■ **What you need to do**
Spot each line in the records below where the word "BRACKET" occurs, then copy it.

Rows from a dataset
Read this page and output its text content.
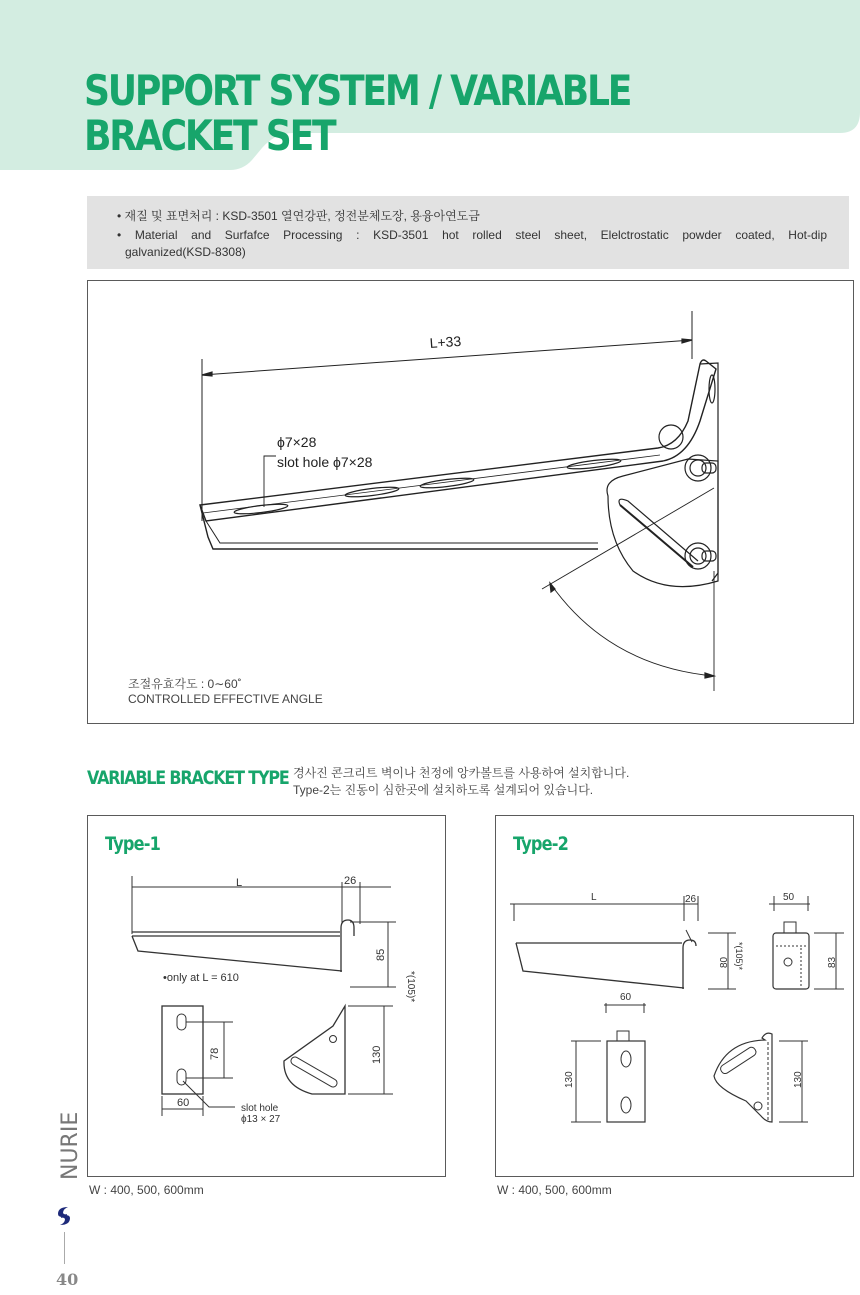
SUPPORT SYSTEM / VARIABLE
BRACKET SET
• 재질 및 표면처리 : KSD-3501 열연강판, 정전분체도장, 용융아연도금
• Material and Surfafce Processing : KSD-3501 hot rolled steel sheet, Elelctrostatic powder coated, Hot-dip
galvanized(KSD-8308)
L+33
ϕ7×28
slot hole ϕ7×28
조절유효각도 : 0∼60˚
CONTROLLED EFFECTIVE ANGLE
VARIABLE BRACKET TYPE 경사진 콘크리트 벽이나 천정에 앙카볼트를 사용하여 설치합니다.
Type-2는 진동이 심한곳에 설치하도록 설계되어 있습니다.
Type-1
L	26
85
*(105)*
•only at L = 610
78
60	slot hole
ϕ13 × 27
130
W : 400, 500, 600mm
Type-2
L	26
80 *(105)*
50
83
60
130	130
W : 400, 500, 600mm
NURIE
40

■ **Task answer**
BRACKET SET
VARIABLE BRACKET TYPE 경사진 콘크리트 벽이나 천정에 앙카볼트를 사용하여 설치합니다.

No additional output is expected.